# [SHORT TASK]
Work out how many lines in the listing below include the word "जनवर"; answer with the number alone.

[Recorded data]
• • • • •

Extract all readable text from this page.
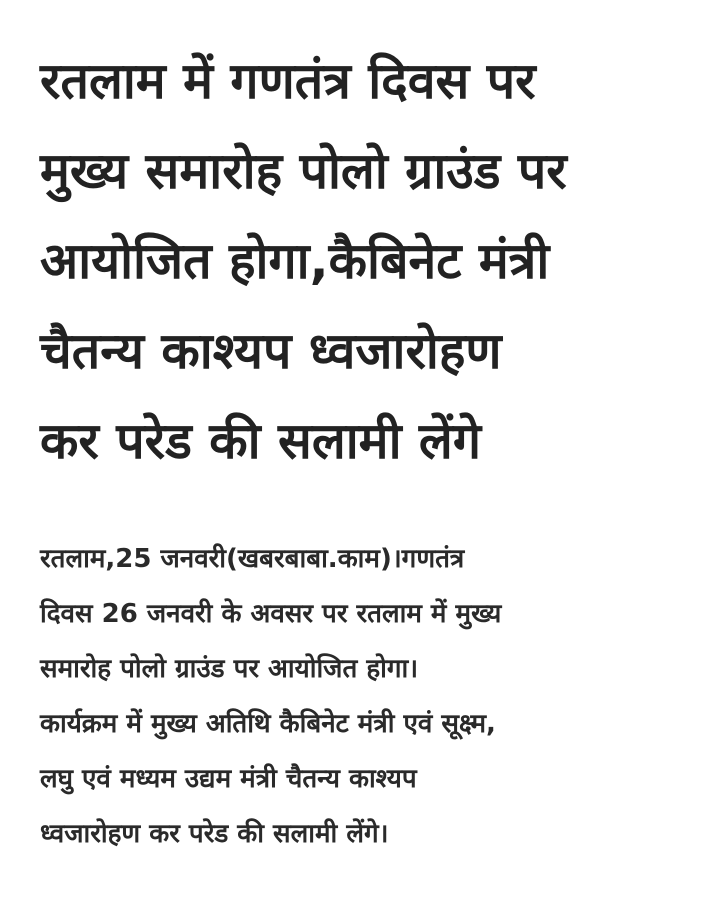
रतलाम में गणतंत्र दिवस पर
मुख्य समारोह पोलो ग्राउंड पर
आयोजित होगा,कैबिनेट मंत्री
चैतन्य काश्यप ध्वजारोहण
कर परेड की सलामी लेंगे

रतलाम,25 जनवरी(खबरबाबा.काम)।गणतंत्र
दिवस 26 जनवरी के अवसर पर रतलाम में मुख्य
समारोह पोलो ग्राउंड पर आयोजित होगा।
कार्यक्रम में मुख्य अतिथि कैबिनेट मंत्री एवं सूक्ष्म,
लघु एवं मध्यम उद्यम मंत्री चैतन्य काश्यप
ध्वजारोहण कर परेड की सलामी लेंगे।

• • • • •

# [SOLUTION BELOW]
2